* DESCRIPTION OF THE TASK
Locate and copy all lines bearing the word "title".
— Start of PROVIDED INFORMATION —
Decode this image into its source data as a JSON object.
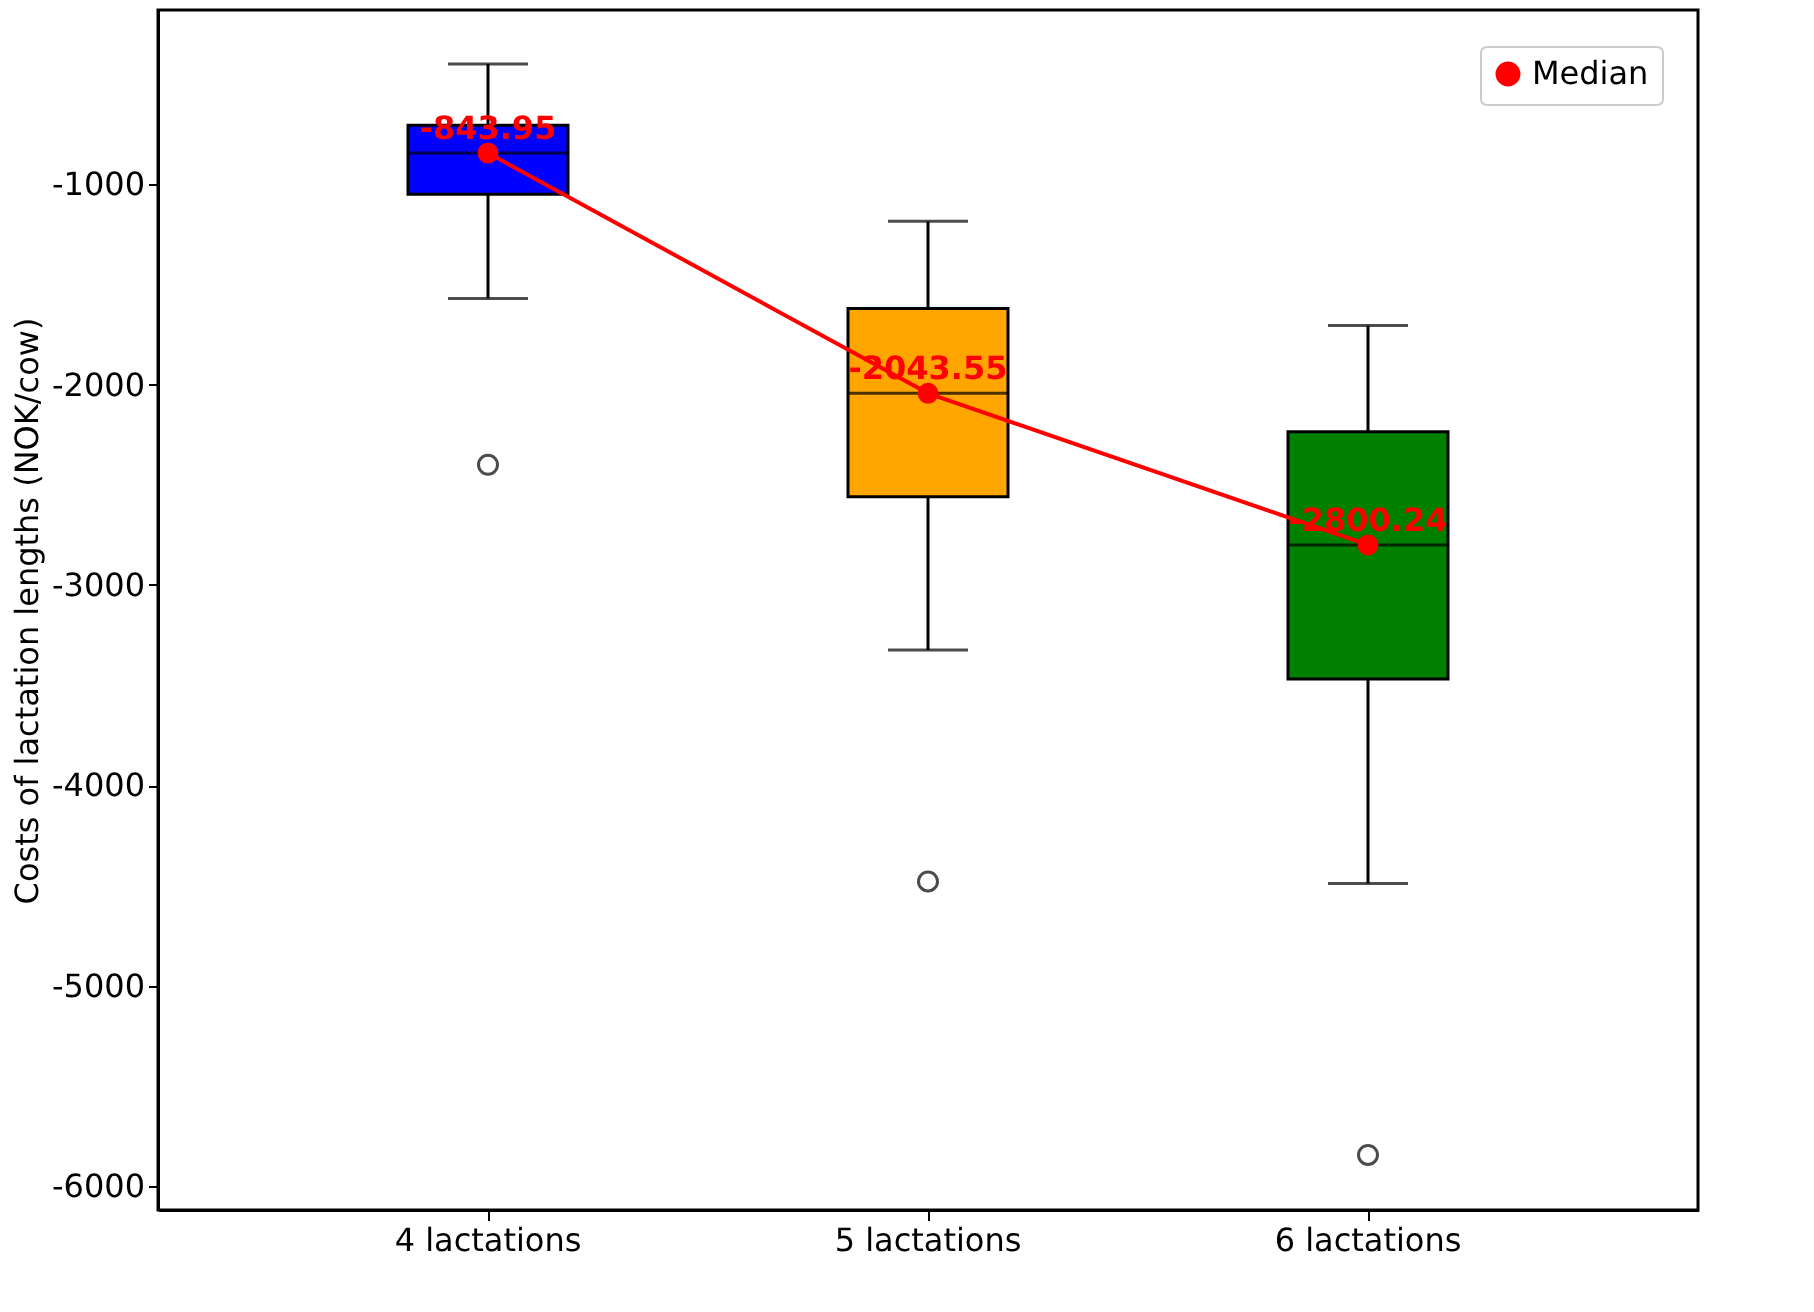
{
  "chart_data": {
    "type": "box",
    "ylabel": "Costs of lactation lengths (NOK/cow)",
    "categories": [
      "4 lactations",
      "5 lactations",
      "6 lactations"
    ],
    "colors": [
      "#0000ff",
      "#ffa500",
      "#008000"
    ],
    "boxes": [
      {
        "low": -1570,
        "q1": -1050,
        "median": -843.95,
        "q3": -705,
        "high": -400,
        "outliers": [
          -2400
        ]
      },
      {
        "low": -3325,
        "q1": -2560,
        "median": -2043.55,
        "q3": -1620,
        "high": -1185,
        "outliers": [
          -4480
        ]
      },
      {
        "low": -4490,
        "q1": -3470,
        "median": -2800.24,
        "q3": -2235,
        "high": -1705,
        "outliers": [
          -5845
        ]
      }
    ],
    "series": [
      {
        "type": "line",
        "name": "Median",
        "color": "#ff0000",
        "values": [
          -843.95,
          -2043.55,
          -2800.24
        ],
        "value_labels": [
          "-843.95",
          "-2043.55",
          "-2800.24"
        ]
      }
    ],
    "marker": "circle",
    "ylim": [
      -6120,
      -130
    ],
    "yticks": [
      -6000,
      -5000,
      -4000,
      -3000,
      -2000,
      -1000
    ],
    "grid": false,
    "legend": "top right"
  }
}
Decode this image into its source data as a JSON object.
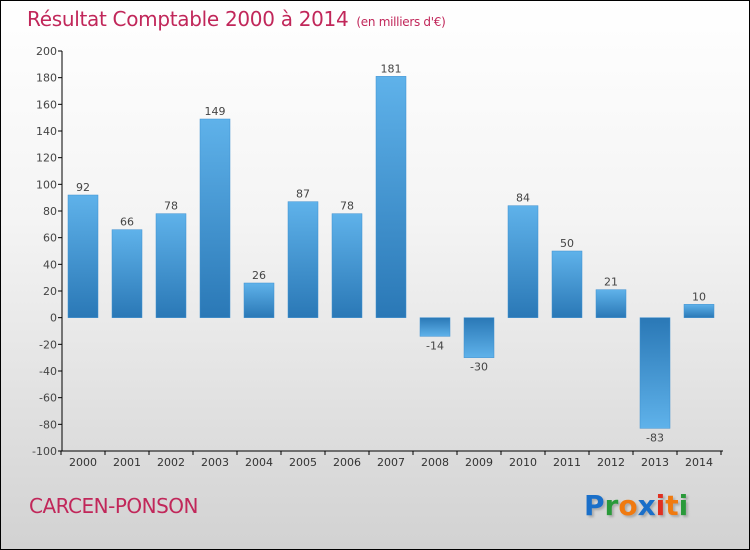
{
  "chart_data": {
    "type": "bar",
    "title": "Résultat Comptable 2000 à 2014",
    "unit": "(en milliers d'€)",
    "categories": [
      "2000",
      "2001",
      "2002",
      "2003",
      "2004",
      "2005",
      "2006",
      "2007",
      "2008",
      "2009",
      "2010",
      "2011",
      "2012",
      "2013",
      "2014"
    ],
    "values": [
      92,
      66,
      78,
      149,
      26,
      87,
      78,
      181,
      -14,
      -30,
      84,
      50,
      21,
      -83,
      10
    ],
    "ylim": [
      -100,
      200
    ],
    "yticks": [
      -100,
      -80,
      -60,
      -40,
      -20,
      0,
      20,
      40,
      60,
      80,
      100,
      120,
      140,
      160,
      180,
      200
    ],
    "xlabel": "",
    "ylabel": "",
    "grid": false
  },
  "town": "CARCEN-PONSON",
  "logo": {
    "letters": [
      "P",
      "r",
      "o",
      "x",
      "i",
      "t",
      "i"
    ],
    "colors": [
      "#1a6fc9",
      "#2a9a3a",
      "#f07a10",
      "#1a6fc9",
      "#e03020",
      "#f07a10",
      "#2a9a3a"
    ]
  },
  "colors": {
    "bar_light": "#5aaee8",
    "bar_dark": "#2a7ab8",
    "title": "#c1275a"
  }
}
— End of PROVIDED INFORMATION —
* FULL RESPONSE
    "title": "Résultat Comptable 2000 à 2014",
    "title": "#c1275a"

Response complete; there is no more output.